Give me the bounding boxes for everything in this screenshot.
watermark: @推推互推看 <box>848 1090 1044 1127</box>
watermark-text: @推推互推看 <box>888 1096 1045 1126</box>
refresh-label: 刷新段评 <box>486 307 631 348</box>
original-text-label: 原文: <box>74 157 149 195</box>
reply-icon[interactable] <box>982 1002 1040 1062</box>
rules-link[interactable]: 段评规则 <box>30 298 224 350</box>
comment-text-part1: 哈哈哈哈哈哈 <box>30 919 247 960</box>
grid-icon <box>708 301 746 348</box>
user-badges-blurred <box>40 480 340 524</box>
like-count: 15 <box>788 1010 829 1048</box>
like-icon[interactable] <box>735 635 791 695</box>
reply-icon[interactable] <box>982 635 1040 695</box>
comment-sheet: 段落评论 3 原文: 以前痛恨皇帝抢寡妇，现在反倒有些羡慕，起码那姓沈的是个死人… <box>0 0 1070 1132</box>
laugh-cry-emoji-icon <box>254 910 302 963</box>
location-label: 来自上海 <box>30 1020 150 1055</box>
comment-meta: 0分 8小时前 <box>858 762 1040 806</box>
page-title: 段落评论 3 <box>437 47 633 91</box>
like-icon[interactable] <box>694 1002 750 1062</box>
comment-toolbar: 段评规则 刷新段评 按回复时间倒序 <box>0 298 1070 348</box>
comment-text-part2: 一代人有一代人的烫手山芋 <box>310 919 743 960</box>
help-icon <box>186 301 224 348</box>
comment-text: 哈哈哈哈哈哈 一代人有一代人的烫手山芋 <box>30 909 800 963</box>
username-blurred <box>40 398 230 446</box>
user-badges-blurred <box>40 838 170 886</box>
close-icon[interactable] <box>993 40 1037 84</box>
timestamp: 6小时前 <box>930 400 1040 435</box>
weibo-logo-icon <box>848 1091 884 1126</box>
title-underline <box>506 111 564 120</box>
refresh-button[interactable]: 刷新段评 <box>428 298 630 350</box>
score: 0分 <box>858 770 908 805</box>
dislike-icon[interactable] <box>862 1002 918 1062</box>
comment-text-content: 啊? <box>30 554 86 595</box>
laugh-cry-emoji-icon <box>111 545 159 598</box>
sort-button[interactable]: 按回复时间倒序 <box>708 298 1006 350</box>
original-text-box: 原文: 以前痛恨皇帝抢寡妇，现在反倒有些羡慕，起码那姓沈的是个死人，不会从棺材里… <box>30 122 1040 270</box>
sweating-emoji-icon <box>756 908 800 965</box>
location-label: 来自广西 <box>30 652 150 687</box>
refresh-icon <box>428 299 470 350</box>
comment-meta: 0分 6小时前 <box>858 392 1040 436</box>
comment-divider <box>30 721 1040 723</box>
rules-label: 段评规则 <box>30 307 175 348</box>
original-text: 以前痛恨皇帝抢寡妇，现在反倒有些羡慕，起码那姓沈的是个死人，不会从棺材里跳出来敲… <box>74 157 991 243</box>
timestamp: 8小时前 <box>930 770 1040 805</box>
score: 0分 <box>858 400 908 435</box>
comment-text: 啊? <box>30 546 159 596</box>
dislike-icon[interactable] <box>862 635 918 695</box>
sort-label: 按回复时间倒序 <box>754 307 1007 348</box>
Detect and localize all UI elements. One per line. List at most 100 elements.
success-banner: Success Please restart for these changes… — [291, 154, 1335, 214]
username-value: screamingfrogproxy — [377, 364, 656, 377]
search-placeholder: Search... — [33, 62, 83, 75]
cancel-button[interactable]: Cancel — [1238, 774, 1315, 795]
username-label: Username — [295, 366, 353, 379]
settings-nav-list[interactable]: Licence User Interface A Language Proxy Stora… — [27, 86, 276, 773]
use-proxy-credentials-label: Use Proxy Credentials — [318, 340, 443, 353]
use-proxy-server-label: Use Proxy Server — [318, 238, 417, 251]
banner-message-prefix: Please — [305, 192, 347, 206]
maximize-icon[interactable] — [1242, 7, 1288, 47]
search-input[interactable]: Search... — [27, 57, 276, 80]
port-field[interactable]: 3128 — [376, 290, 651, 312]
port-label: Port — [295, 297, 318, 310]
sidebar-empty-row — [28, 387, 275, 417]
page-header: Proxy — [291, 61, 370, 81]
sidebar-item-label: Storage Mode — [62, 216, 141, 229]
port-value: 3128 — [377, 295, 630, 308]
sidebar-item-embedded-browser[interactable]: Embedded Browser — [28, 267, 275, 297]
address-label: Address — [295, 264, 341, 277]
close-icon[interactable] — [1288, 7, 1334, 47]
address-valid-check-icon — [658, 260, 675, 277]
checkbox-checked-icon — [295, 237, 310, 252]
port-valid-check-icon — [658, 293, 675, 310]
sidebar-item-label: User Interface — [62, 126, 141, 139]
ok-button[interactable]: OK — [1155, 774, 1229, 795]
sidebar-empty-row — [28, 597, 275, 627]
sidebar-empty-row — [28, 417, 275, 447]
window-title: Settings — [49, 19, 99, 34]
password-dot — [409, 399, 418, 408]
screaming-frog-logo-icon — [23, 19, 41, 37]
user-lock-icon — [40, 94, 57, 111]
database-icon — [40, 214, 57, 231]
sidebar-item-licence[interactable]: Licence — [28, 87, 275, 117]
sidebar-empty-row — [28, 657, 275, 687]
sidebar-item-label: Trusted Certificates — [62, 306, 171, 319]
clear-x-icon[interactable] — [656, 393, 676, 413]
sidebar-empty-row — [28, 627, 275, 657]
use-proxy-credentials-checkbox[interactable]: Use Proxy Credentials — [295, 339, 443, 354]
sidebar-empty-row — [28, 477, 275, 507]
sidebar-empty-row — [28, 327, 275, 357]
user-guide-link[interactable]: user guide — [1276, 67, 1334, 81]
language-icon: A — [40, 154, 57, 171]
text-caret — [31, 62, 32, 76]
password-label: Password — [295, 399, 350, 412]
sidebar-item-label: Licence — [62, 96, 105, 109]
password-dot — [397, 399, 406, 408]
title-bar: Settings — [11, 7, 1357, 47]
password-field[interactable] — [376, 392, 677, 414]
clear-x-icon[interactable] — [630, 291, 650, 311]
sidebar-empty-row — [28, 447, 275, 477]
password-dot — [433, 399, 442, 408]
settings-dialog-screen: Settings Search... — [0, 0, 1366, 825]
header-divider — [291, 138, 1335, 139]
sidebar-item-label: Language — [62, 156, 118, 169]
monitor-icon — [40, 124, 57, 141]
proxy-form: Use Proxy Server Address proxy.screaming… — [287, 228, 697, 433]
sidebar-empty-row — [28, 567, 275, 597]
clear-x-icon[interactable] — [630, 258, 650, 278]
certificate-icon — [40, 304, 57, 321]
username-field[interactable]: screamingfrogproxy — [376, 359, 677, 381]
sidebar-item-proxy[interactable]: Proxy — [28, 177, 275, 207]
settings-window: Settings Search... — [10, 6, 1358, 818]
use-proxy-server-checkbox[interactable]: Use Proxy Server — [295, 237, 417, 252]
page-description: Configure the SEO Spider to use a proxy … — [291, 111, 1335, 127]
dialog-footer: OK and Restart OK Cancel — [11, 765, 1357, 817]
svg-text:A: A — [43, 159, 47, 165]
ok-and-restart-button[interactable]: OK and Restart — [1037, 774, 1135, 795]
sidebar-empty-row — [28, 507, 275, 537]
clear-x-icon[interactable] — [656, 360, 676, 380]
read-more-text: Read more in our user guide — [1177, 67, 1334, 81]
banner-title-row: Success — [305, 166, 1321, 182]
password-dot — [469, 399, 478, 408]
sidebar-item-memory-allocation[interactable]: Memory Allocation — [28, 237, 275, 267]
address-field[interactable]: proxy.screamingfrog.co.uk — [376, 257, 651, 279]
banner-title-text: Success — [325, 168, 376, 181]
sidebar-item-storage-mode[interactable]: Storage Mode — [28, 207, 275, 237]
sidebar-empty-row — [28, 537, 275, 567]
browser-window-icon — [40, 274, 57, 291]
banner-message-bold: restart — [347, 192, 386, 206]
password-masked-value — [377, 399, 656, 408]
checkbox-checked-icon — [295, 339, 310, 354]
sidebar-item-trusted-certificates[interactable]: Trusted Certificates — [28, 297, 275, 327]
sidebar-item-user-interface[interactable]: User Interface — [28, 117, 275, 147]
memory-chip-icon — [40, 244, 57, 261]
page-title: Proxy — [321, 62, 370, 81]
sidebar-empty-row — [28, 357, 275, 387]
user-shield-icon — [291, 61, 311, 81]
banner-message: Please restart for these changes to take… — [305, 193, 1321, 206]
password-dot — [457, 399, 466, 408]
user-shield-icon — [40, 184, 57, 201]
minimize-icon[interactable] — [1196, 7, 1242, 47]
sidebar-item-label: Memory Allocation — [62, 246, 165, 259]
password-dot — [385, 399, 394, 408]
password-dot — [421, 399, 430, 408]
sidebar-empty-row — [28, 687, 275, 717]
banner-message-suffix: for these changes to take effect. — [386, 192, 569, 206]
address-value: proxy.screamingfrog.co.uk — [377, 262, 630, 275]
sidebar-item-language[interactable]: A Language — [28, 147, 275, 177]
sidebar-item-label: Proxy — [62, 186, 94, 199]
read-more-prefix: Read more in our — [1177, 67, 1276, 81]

• • •

TASK BRIEF:
Output the rows from the first line through the line containing "help-icon <box>186 301 224 348</box>", both included, as a numbered list with blank lines omitted.

EXPECTED ANSWER:
1. Give me the bounding boxes for everything in this screenshot.
2. watermark: @推推互推看 <box>848 1090 1044 1127</box>
3. watermark-text: @推推互推看 <box>888 1096 1045 1126</box>
4. refresh-label: 刷新段评 <box>486 307 631 348</box>
5. original-text-label: 原文: <box>74 157 149 195</box>
6. reply-icon[interactable] <box>982 1002 1040 1062</box>
7. rules-link[interactable]: 段评规则 <box>30 298 224 350</box>
8. comment-text-part1: 哈哈哈哈哈哈 <box>30 919 247 960</box>
9. grid-icon <box>708 301 746 348</box>
10. user-badges-blurred <box>40 480 340 524</box>
11. like-count: 15 <box>788 1010 829 1048</box>
12. like-icon[interactable] <box>735 635 791 695</box>
13. reply-icon[interactable] <box>982 635 1040 695</box>
14. comment-sheet: 段落评论 3 原文: 以前痛恨皇帝抢寡妇，现在反倒有些羡慕，起码那姓沈的是个死人… <box>0 0 1070 1132</box>
15. laugh-cry-emoji-icon <box>254 910 302 963</box>
16. location-label: 来自上海 <box>30 1020 150 1055</box>
17. comment-meta: 0分 8小时前 <box>858 762 1040 806</box>
18. page-title: 段落评论 3 <box>437 47 633 91</box>
19. like-icon[interactable] <box>694 1002 750 1062</box>
20. comment-toolbar: 段评规则 刷新段评 按回复时间倒序 <box>0 298 1070 348</box>
21. comment-text-part2: 一代人有一代人的烫手山芋 <box>310 919 743 960</box>
22. help-icon <box>186 301 224 348</box>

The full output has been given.